What the exercise asks: All the data should be repeated exactly. Any image in it is left out.

Extracted information:
• • • • • • •
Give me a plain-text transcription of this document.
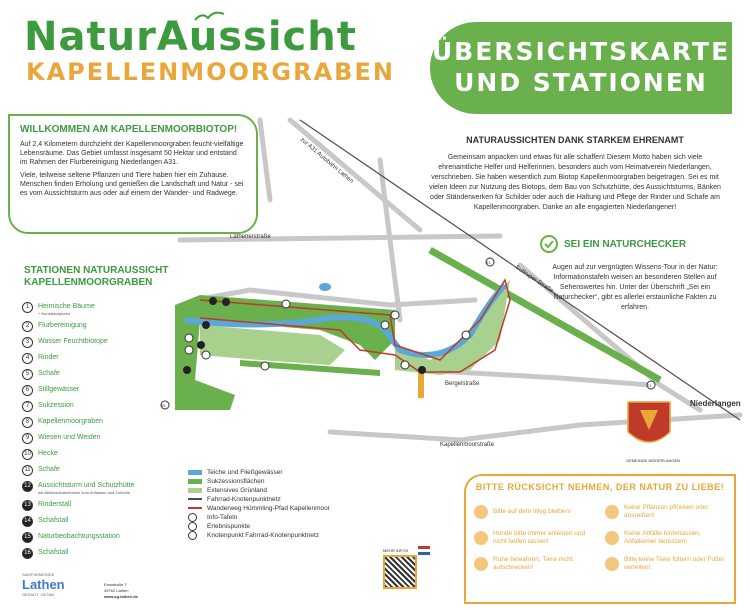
NaturAussicht
KAPELLENMOORGRABEN
ÜBERSICHTSKARTE
UND STATIONEN
Lathenerstraße
zur A31 Autobahn Lathen
Suttruper Straße
Bergelstraße
Kapellenmoorstraße
Niederlangen
61
69
21
GEMEINDE NIEDERLANGEN
WILLKOMMEN AM KAPELLENMOORBIOTOP!
Auf 2,4 Kilometern durchzieht der Kapellenmoorgraben feucht-vielfältige Lebensräume. Das Gebiet umfasst insgesamt 50 Hektar und entstand im Rahmen der Flurbereinigung Niederlangen A31.
Viele, teilweise seltene Pflanzen und Tiere haben hier ein Zuhause. Menschen finden Erholung und genießen die Landschaft und Natur - sei es vom Aussichtsturm aus oder auf einem der Wander- und Radwege.
STATIONEN NATURAUSSICHT KAPELLENMOORGRABEN
1	Heimische Bäume
+ Kunstskulpturen
2	Flurbereinigung
3	Wasser Feuchtbiotope
4	Rinder
5	Schafe
6	Stillgewässer
7	Sukzession
8	Kapellenmoorgraben
9	Wiesen und Weiden
10	Hecke
11	Schafe
12	Aussichtsturm und Schutzhütte
mit Aktionsdiodenboxen zum Anfassen und Zuhören
13	Rinderstall
14	Schafstall
15	Naturbeobachtungsstation
16	Schafstall
NATURAUSSICHTEN DANK STARKEM EHRENAMT
Gemeinsam anpacken und etwas für alle schaffen! Diesem Motto haben sich viele ehrenamtliche Helfer und Helferinnen, besonders auch vom Heimatverein Niederlangen, verschrieben. Sie haben wesentlich zum Biotop Kapellenmoorgraben beigetragen. Sei es mit vielen Ideen zur Nutzung des Biotops, dem Bau von Schutzhütte, des Aussichtsturms, Bänken oder Ständerwerken für Schilder oder auch die Haltung und Pflege der Rinder und Schafe am Kapellenmoorgraben. Danke an alle engagierten Niederlangener!
SEI EIN NATURCHECKER
Augen auf zur vergnügten Wissens-Tour in der Natur: Informationstafeln weisen an besonderen Stellen auf Sehenswertes hin. Unter der Überschrift „Sei ein Naturchecker“, gibt es allerlei erstaunliche Fakten zu erfahren.
Teiche und Fließgewässer
Sukzessionsflächen
Extensives Grünland
Fahrrad-Knotenpunktnetz
Wanderweg Hümmling-Pfad Kapellenmoor
Info-Tafeln
Erlebnispunkte
Knotenpunkt Fahrrad-Knotenpunktnetz
BITTE RÜCKSICHT NEHMEN, DER NATUR ZU LIEBE!
Bitte auf dem Weg bleiben!
Keine Pflanzen pflücken oder ausreißen!
Hunde bitte immer anleinen und nicht laufen lassen!
Keine Abfälle hinterlassen, Abfalleimer benutzen!
Ruhe bewahren, Tiere nicht aufschrecken!
Bitte keine Tiere füttern oder Futter verteilen!
SAMTGEMEINDE
Lathen
GESAGT. GETAN.
Emsstraße 7
49762 Lathen
www.sg-lathen.de
MEHR INFOS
• • • • • • •
Response to the exercise:
Give me a plain-text transcription of this document.
NaturAussicht
KAPELLENMOORGRABEN
ÜBERSICHTSKARTE
UND STATIONEN
Lathenerstraße
zur A31 Autobahn Lathen
Suttruper Straße
Bergelstraße
Kapellenmoorstraße
Niederlangen
61
69
21
GEMEINDE NIEDERLANGEN
WILLKOMMEN AM KAPELLENMOORBIOTOP!
Auf 2,4 Kilometern durchzieht der Kapellenmoorgraben feucht-vielfältige Lebensräume. Das Gebiet umfasst insgesamt 50 Hektar und entstand im Rahmen der Flurbereinigung Niederlangen A31.
Viele, teilweise seltene Pflanzen und Tiere haben hier ein Zuhause. Menschen finden Erholung und genießen die Landschaft und Natur - sei es vom Aussichtsturm aus oder auf einem der Wander- und Radwege.
STATIONEN NATURAUSSICHT KAPELLENMOORGRABEN
1	Heimische Bäume
+ Kunstskulpturen
2	Flurbereinigung
3	Wasser Feuchtbiotope
4	Rinder
5	Schafe
6	Stillgewässer
7	Sukzession
8	Kapellenmoorgraben
9	Wiesen und Weiden
10	Hecke
11	Schafe
12	Aussichtsturm und Schutzhütte
mit Aktionsdiodenboxen zum Anfassen und Zuhören
13	Rinderstall
14	Schafstall
15	Naturbeobachtungsstation
16	Schafstall
NATURAUSSICHTEN DANK STARKEM EHRENAMT
Gemeinsam anpacken und etwas für alle schaffen! Diesem Motto haben sich viele ehrenamtliche Helfer und Helferinnen, besonders auch vom Heimatverein Niederlangen, verschrieben. Sie haben wesentlich zum Biotop Kapellenmoorgraben beigetragen. Sei es mit vielen Ideen zur Nutzung des Biotops, dem Bau von Schutzhütte, des Aussichtsturms, Bänken oder Ständerwerken für Schilder oder auch die Haltung und Pflege der Rinder und Schafe am Kapellenmoorgraben. Danke an alle engagierten Niederlangener!
SEI EIN NATURCHECKER
Augen auf zur vergnügten Wissens-Tour in der Natur: Informationstafeln weisen an besonderen Stellen auf Sehenswertes hin. Unter der Überschrift „Sei ein Naturchecker“, gibt es allerlei erstaunliche Fakten zu erfahren.
Teiche und Fließgewässer
Sukzessionsflächen
Extensives Grünland
Fahrrad-Knotenpunktnetz
Wanderweg Hümmling-Pfad Kapellenmoor
Info-Tafeln
Erlebnispunkte
Knotenpunkt Fahrrad-Knotenpunktnetz
BITTE RÜCKSICHT NEHMEN, DER NATUR ZU LIEBE!
Bitte auf dem Weg bleiben!
Keine Pflanzen pflücken oder ausreißen!
Hunde bitte immer anleinen und nicht laufen lassen!
Keine Abfälle hinterlassen, Abfalleimer benutzen!
Ruhe bewahren, Tiere nicht aufschrecken!
Bitte keine Tiere füttern oder Futter verteilen!
SAMTGEMEINDE
Lathen
GESAGT. GETAN.
Emsstraße 7
49762 Lathen
www.sg-lathen.de
MEHR INFOS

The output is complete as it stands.